* [DIRECTIONS] Every line below that mentions the word "timing" should be copied out.

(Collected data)
————

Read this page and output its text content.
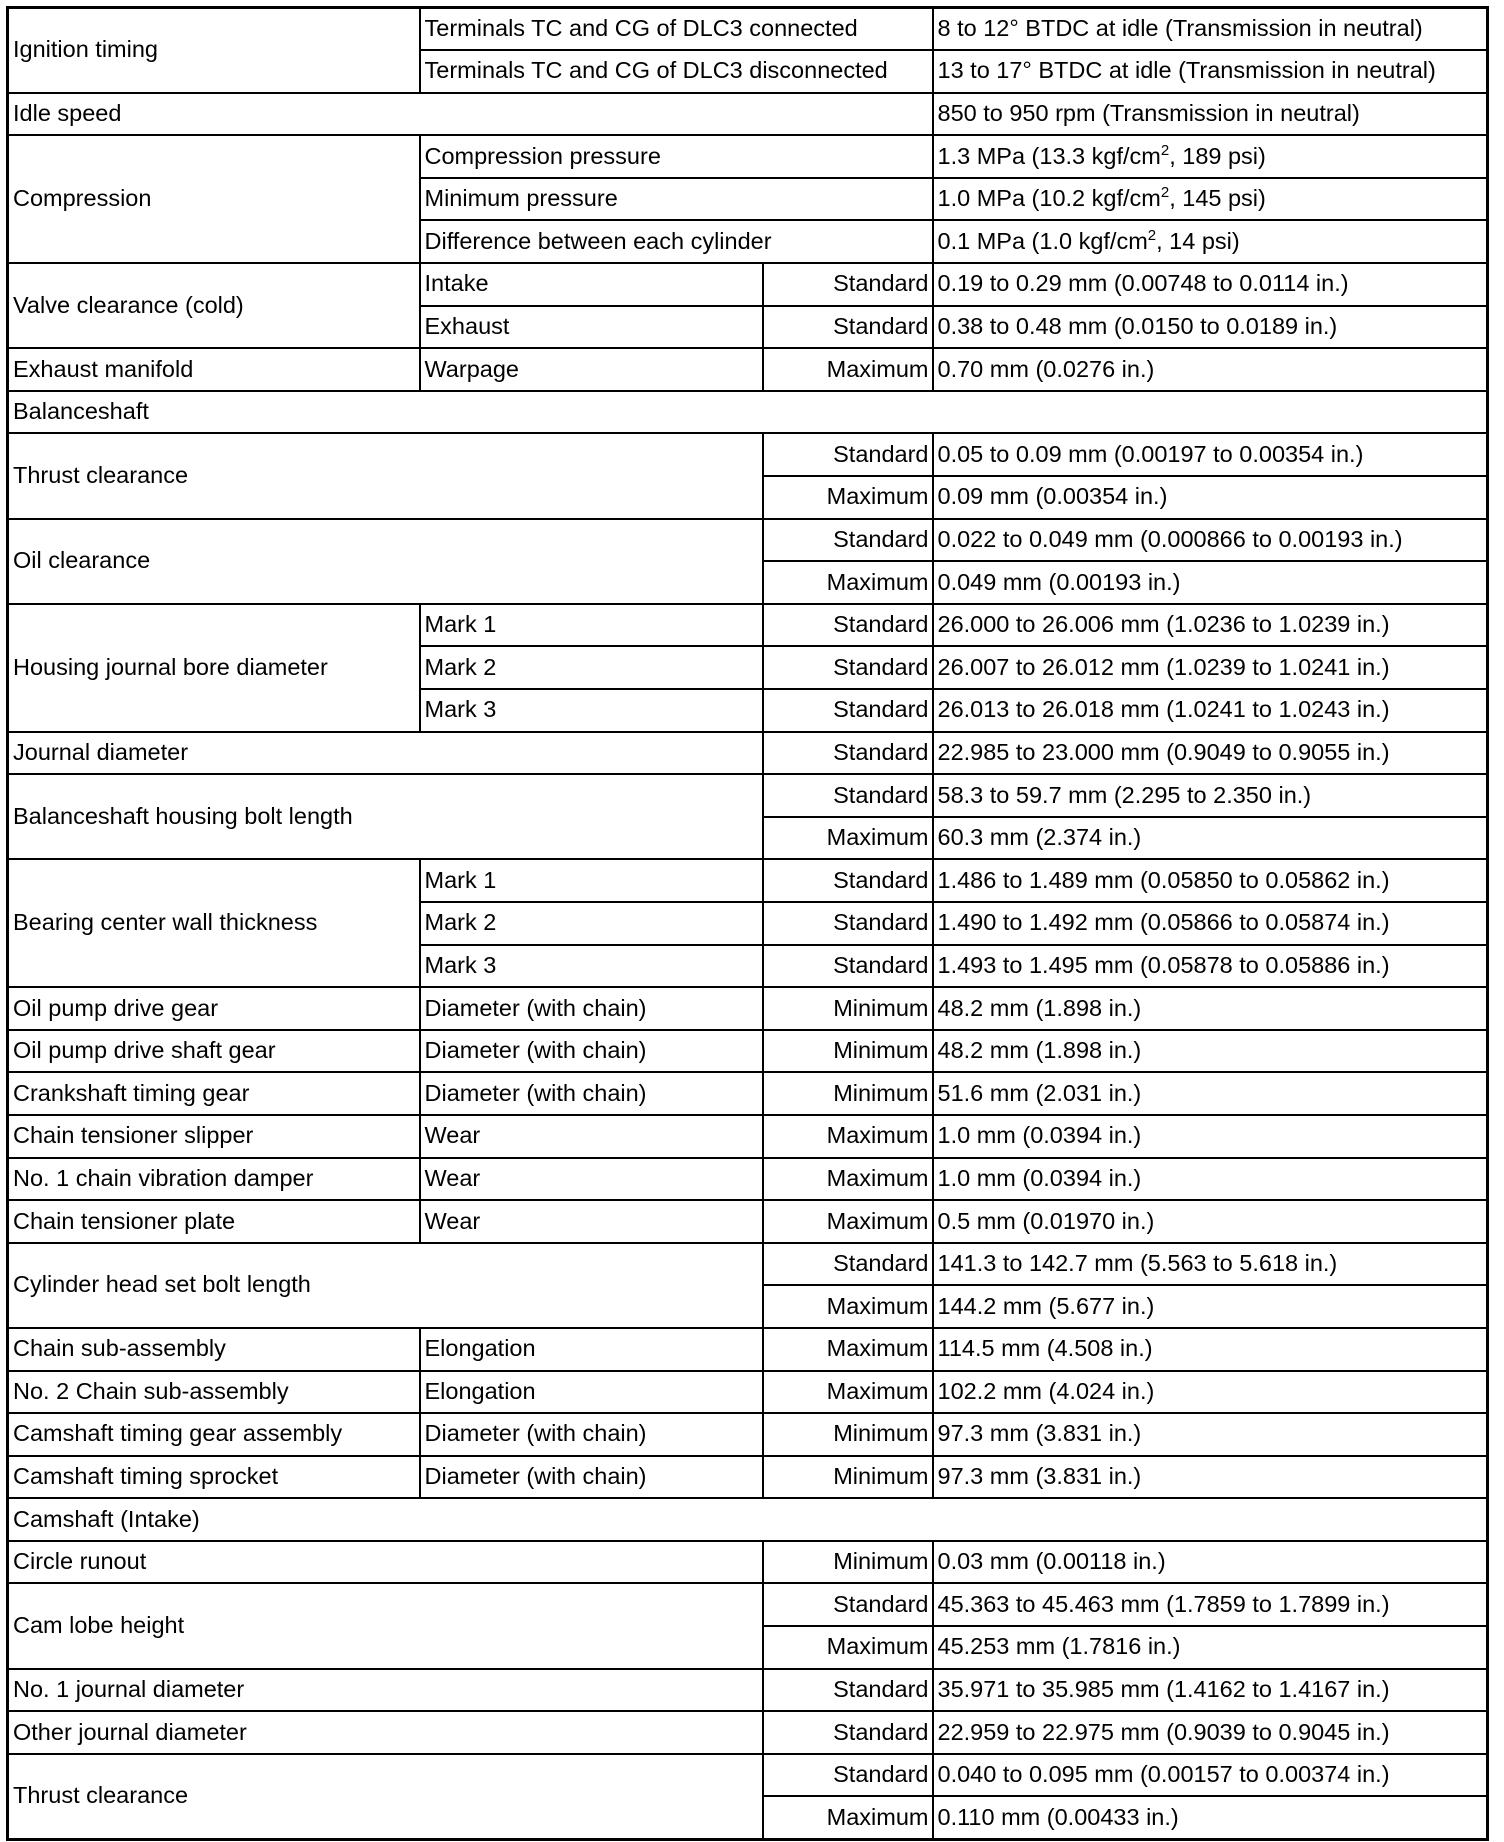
Ignition timing	Terminals TC and CG of DLC3 connected		8 to 12° BTDC at idle (Transmission in neutral)
	Terminals TC and CG of DLC3 disconnected		13 to 17° BTDC at idle (Transmission in neutral)
Idle speed			850 to 950 rpm (Transmission in neutral)
Compression	Compression pressure		1.3 MPa (13.3 kgf/$cm^2$, 189 psi)
	Minimum pressure		1.0 MPa (10.2 kgf/$cm^2$, 145 psi)
	Difference between each cylinder		0.1 MPa (1.0 kgf/$cm^2$, 14 psi)
Valve clearance (cold)	Intake	Standard	0.19 to 0.29 mm (0.00748 to 0.0114 in.)
	Exhaust	Standard	0.38 to 0.48 mm (0.0150 to 0.0189 in.)
Exhaust manifold	Warpage	Maximum	0.70 mm (0.0276 in.)
Balanceshaft			
Thrust clearance		Standard	0.05 to 0.09 mm (0.00197 to 0.00354 in.)
		Maximum	0.09 mm (0.00354 in.)
Oil clearance		Standard	0.022 to 0.049 mm (0.000866 to 0.00193 in.)
		Maximum	0.049 mm (0.00193 in.)
Housing journal bore diameter	Mark 1	Standard	26.000 to 26.006 mm (1.0236 to 1.0239 in.)
	Mark 2	Standard	26.007 to 26.012 mm (1.0239 to 1.0241 in.)
	Mark 3	Standard	26.013 to 26.018 mm (1.0241 to 1.0243 in.)
Journal diameter		Standard	22.985 to 23.000 mm (0.9049 to 0.9055 in.)
Balanceshaft housing bolt length		Standard	58.3 to 59.7 mm (2.295 to 2.350 in.)
		Maximum	60.3 mm (2.374 in.)
Bearing center wall thickness	Mark 1	Standard	1.486 to 1.489 mm (0.05850 to 0.05862 in.)
	Mark 2	Standard	1.490 to 1.492 mm (0.05866 to 0.05874 in.)
	Mark 3	Standard	1.493 to 1.495 mm (0.05878 to 0.05886 in.)
Oil pump drive gear	Diameter (with chain)	Minimum	48.2 mm (1.898 in.)
Oil pump drive shaft gear	Diameter (with chain)	Minimum	48.2 mm (1.898 in.)
Crankshaft timing gear	Diameter (with chain)	Minimum	51.6 mm (2.031 in.)
Chain tensioner slipper	Wear	Maximum	1.0 mm (0.0394 in.)
No. 1 chain vibration damper	Wear	Maximum	1.0 mm (0.0394 in.)
Chain tensioner plate	Wear	Maximum	0.5 mm (0.01970 in.)
Cylinder head set bolt length		Standard	141.3 to 142.7 mm (5.563 to 5.618 in.)
		Maximum	144.2 mm (5.677 in.)
Chain sub-assembly	Elongation	Maximum	114.5 mm (4.508 in.)
No. 2 Chain sub-assembly	Elongation	Maximum	102.2 mm (4.024 in.)
Camshaft timing gear assembly	Diameter (with chain)	Minimum	97.3 mm (3.831 in.)
Camshaft timing sprocket	Diameter (with chain)	Minimum	97.3 mm (3.831 in.)
Camshaft (Intake)			
Circle runout		Minimum	0.03 mm (0.00118 in.)
Cam lobe height		Standard	45.363 to 45.463 mm (1.7859 to 1.7899 in.)
		Maximum	45.253 mm (1.7816 in.)
No. 1 journal diameter		Standard	35.971 to 35.985 mm (1.4162 to 1.4167 in.)
Other journal diameter		Standard	22.959 to 22.975 mm (0.9039 to 0.9045 in.)
Thrust clearance		Standard	0.040 to 0.095 mm (0.00157 to 0.00374 in.)
		Maximum	0.110 mm (0.00433 in.)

————

* [SOLUTION TO THIS PROBLEM]
Ignition timing	Terminals TC and CG of DLC3 connected		8 to 12° BTDC at idle (Transmission in neutral)
Crankshaft timing gear	Diameter (with chain)	Minimum	51.6 mm (2.031 in.)
Camshaft timing gear assembly	Diameter (with chain)	Minimum	97.3 mm (3.831 in.)
Camshaft timing sprocket	Diameter (with chain)	Minimum	97.3 mm (3.831 in.)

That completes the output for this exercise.